### Work required
Copy out every record below, word for word.

### Task input
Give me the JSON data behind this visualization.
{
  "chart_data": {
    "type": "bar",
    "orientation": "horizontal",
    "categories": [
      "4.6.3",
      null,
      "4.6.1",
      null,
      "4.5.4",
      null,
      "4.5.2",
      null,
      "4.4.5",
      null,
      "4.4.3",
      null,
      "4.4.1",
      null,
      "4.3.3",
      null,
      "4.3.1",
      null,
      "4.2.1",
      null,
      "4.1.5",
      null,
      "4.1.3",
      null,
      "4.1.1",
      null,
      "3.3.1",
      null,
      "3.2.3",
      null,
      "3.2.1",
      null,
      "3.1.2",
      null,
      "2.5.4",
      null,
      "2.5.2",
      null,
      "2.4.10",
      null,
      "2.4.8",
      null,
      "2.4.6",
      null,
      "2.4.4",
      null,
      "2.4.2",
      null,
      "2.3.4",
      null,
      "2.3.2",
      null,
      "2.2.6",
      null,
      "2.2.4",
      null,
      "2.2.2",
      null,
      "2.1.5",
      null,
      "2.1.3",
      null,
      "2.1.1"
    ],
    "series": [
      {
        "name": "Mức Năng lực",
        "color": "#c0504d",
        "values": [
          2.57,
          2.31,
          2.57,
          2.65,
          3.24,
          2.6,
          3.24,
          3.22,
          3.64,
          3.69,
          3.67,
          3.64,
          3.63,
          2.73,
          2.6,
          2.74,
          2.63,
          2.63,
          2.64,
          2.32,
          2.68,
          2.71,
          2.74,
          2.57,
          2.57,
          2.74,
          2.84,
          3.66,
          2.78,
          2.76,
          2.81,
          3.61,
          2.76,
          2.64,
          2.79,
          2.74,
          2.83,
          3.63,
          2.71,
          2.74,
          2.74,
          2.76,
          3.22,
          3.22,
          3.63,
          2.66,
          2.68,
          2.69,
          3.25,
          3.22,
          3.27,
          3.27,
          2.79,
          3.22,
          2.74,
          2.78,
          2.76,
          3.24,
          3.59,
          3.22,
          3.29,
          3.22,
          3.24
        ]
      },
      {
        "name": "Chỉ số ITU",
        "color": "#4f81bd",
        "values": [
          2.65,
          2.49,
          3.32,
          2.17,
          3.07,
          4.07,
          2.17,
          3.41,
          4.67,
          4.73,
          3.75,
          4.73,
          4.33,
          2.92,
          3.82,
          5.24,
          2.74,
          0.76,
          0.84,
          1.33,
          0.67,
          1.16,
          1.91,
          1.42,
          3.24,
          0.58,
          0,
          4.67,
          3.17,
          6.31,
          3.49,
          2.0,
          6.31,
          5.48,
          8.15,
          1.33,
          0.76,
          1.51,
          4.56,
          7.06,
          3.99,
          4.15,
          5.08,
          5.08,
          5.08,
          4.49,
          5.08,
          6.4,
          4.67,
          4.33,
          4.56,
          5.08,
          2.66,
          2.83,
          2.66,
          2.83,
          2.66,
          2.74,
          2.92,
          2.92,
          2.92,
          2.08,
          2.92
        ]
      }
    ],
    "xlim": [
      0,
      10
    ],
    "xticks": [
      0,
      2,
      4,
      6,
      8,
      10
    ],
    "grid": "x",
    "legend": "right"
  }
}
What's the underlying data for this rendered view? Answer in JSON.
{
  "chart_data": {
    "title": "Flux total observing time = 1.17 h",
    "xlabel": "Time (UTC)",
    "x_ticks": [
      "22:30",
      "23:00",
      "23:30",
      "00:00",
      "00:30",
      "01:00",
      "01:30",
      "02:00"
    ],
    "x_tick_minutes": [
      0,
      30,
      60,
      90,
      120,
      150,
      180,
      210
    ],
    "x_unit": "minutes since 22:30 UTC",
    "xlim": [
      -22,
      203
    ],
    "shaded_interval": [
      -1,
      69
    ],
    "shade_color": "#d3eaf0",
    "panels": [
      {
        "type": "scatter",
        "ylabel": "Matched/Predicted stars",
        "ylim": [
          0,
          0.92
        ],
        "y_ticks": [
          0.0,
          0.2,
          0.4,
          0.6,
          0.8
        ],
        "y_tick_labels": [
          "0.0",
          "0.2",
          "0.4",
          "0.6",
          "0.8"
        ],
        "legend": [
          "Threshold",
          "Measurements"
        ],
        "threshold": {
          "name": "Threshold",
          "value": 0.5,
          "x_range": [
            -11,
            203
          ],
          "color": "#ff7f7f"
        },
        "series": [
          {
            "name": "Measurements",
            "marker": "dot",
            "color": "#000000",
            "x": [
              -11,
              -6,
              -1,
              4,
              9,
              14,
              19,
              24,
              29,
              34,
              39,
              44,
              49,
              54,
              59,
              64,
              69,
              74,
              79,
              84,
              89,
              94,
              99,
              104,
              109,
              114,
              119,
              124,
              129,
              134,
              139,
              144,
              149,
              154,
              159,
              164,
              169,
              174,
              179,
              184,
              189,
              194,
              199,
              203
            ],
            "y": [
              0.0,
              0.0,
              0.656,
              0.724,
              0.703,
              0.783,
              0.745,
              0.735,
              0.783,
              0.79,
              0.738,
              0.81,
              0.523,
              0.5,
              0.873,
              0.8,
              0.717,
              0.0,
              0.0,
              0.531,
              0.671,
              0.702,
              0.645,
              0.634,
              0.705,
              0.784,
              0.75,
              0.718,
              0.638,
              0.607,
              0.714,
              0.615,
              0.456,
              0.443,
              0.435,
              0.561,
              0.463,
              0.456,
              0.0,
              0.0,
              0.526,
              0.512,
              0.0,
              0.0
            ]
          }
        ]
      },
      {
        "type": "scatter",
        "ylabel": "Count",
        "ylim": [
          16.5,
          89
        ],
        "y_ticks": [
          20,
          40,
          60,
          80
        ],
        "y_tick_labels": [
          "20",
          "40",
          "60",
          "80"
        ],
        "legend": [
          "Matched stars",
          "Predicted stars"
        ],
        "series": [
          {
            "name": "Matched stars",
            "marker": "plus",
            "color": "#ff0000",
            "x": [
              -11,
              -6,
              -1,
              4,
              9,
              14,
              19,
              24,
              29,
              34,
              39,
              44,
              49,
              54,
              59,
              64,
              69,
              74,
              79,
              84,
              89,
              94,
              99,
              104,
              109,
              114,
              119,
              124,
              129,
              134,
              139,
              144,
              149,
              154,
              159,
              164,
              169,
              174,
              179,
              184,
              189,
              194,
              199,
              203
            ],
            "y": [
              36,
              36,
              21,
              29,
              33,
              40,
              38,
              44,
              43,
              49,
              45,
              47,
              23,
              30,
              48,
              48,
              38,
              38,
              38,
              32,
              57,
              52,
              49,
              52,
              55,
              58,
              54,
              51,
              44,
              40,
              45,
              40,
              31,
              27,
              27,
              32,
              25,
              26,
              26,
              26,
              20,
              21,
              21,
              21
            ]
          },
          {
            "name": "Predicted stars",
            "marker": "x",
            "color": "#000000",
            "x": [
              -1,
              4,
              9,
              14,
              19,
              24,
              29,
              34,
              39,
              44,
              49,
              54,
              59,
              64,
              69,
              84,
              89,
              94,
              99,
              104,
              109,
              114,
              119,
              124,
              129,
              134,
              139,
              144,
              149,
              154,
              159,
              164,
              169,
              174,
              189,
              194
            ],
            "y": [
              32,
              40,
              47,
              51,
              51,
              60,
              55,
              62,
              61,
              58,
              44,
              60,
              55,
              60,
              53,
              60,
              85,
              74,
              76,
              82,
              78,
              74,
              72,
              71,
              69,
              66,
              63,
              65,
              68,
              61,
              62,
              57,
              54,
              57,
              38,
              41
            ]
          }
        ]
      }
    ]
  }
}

### Solution to this task
Give me the JSON data behind this visualization.
{
  "chart_data": {
    "type": "bar",
    "orientation": "horizontal",
    "categories": [
      "4.6.3",
      null,
      "4.6.1",
      null,
      "4.5.4",
      null,
      "4.5.2",
      null,
      "4.4.5",
      null,
      "4.4.3",
      null,
      "4.4.1",
      null,
      "4.3.3",
      null,
      "4.3.1",
      null,
      "4.2.1",
      null,
      "4.1.5",
      null,
      "4.1.3",
      null,
      "4.1.1",
      null,
      "3.3.1",
      null,
      "3.2.3",
      null,
      "3.2.1",
      null,
      "3.1.2",
      null,
      "2.5.4",
      null,
      "2.5.2",
      null,
      "2.4.10",
      null,
      "2.4.8",
      null,
      "2.4.6",
      null,
      "2.4.4",
      null,
      "2.4.2",
      null,
      "2.3.4",
      null,
      "2.3.2",
      null,
      "2.2.6",
      null,
      "2.2.4",
      null,
      "2.2.2",
      null,
      "2.1.5",
      null,
      "2.1.3",
      null,
      "2.1.1"
    ],
    "series": [
      {
        "name": "Mức Năng lực",
        "color": "#c0504d",
        "values": [
          2.57,
          2.31,
          2.57,
          2.65,
          3.24,
          2.6,
          3.24,
          3.22,
          3.64,
          3.69,
          3.67,
          3.64,
          3.63,
          2.73,
          2.6,
          2.74,
          2.63,
          2.63,
          2.64,
          2.32,
          2.68,
          2.71,
          2.74,
          2.57,
          2.57,
          2.74,
          2.84,
          3.66,
          2.78,
          2.76,
          2.81,
          3.61,
          2.76,
          2.64,
          2.79,
          2.74,
          2.83,
          3.63,
          2.71,
          2.74,
          2.74,
          2.76,
          3.22,
          3.22,
          3.63,
          2.66,
          2.68,
          2.69,
          3.25,
          3.22,
          3.27,
          3.27,
          2.79,
          3.22,
          2.74,
          2.78,
          2.76,
          3.24,
          3.59,
          3.22,
          3.29,
          3.22,
          3.24
        ]
      },
      {
        "name": "Chỉ số ITU",
        "color": "#4f81bd",
        "values": [
          2.65,
          2.49,
          3.32,
          2.17,
          3.07,
          4.07,
          2.17,
          3.41,
          4.67,
          4.73,
          3.75,
          4.73,
          4.33,
          2.92,
          3.82,
          5.24,
          2.74,
          0.76,
          0.84,
          1.33,
          0.67,
          1.16,
          1.91,
          1.42,
          3.24,
          0.58,
          0,
          4.67,
          3.17,
          6.31,
          3.49,
          2.0,
          6.31,
          5.48,
          8.15,
          1.33,
          0.76,
          1.51,
          4.56,
          7.06,
          3.99,
          4.15,
          5.08,
          5.08,
          5.08,
          4.49,
          5.08,
          6.4,
          4.67,
          4.33,
          4.56,
          5.08,
          2.66,
          2.83,
          2.66,
          2.83,
          2.66,
          2.74,
          2.92,
          2.92,
          2.92,
          2.08,
          2.92
        ]
      }
    ],
    "xlim": [
      0,
      10
    ],
    "xticks": [
      0,
      2,
      4,
      6,
      8,
      10
    ],
    "grid": "x",
    "legend": "right"
  }
}
What's the underlying data for this rendered view? Answer in JSON.
{
  "chart_data": {
    "title": "Flux total observing time = 1.17 h",
    "xlabel": "Time (UTC)",
    "x_ticks": [
      "22:30",
      "23:00",
      "23:30",
      "00:00",
      "00:30",
      "01:00",
      "01:30",
      "02:00"
    ],
    "x_tick_minutes": [
      0,
      30,
      60,
      90,
      120,
      150,
      180,
      210
    ],
    "x_unit": "minutes since 22:30 UTC",
    "xlim": [
      -22,
      203
    ],
    "shaded_interval": [
      -1,
      69
    ],
    "shade_color": "#d3eaf0",
    "panels": [
      {
        "type": "scatter",
        "ylabel": "Matched/Predicted stars",
        "ylim": [
          0,
          0.92
        ],
        "y_ticks": [
          0.0,
          0.2,
          0.4,
          0.6,
          0.8
        ],
        "y_tick_labels": [
          "0.0",
          "0.2",
          "0.4",
          "0.6",
          "0.8"
        ],
        "legend": [
          "Threshold",
          "Measurements"
        ],
        "threshold": {
          "name": "Threshold",
          "value": 0.5,
          "x_range": [
            -11,
            203
          ],
          "color": "#ff7f7f"
        },
        "series": [
          {
            "name": "Measurements",
            "marker": "dot",
            "color": "#000000",
            "x": [
              -11,
              -6,
              -1,
              4,
              9,
              14,
              19,
              24,
              29,
              34,
              39,
              44,
              49,
              54,
              59,
              64,
              69,
              74,
              79,
              84,
              89,
              94,
              99,
              104,
              109,
              114,
              119,
              124,
              129,
              134,
              139,
              144,
              149,
              154,
              159,
              164,
              169,
              174,
              179,
              184,
              189,
              194,
              199,
              203
            ],
            "y": [
              0.0,
              0.0,
              0.656,
              0.724,
              0.703,
              0.783,
              0.745,
              0.735,
              0.783,
              0.79,
              0.738,
              0.81,
              0.523,
              0.5,
              0.873,
              0.8,
              0.717,
              0.0,
              0.0,
              0.531,
              0.671,
              0.702,
              0.645,
              0.634,
              0.705,
              0.784,
              0.75,
              0.718,
              0.638,
              0.607,
              0.714,
              0.615,
              0.456,
              0.443,
              0.435,
              0.561,
              0.463,
              0.456,
              0.0,
              0.0,
              0.526,
              0.512,
              0.0,
              0.0
            ]
          }
        ]
      },
      {
        "type": "scatter",
        "ylabel": "Count",
        "ylim": [
          16.5,
          89
        ],
        "y_ticks": [
          20,
          40,
          60,
          80
        ],
        "y_tick_labels": [
          "20",
          "40",
          "60",
          "80"
        ],
        "legend": [
          "Matched stars",
          "Predicted stars"
        ],
        "series": [
          {
            "name": "Matched stars",
            "marker": "plus",
            "color": "#ff0000",
            "x": [
              -11,
              -6,
              -1,
              4,
              9,
              14,
              19,
              24,
              29,
              34,
              39,
              44,
              49,
              54,
              59,
              64,
              69,
              74,
              79,
              84,
              89,
              94,
              99,
              104,
              109,
              114,
              119,
              124,
              129,
              134,
              139,
              144,
              149,
              154,
              159,
              164,
              169,
              174,
              179,
              184,
              189,
              194,
              199,
              203
            ],
            "y": [
              36,
              36,
              21,
              29,
              33,
              40,
              38,
              44,
              43,
              49,
              45,
              47,
              23,
              30,
              48,
              48,
              38,
              38,
              38,
              32,
              57,
              52,
              49,
              52,
              55,
              58,
              54,
              51,
              44,
              40,
              45,
              40,
              31,
              27,
              27,
              32,
              25,
              26,
              26,
              26,
              20,
              21,
              21,
              21
            ]
          },
          {
            "name": "Predicted stars",
            "marker": "x",
            "color": "#000000",
            "x": [
              -1,
              4,
              9,
              14,
              19,
              24,
              29,
              34,
              39,
              44,
              49,
              54,
              59,
              64,
              69,
              84,
              89,
              94,
              99,
              104,
              109,
              114,
              119,
              124,
              129,
              134,
              139,
              144,
              149,
              154,
              159,
              164,
              169,
              174,
              189,
              194
            ],
            "y": [
              32,
              40,
              47,
              51,
              51,
              60,
              55,
              62,
              61,
              58,
              44,
              60,
              55,
              60,
              53,
              60,
              85,
              74,
              76,
              82,
              78,
              74,
              72,
              71,
              69,
              66,
              63,
              65,
              68,
              61,
              62,
              57,
              54,
              57,
              38,
              41
            ]
          }
        ]
      }
    ]
  }
}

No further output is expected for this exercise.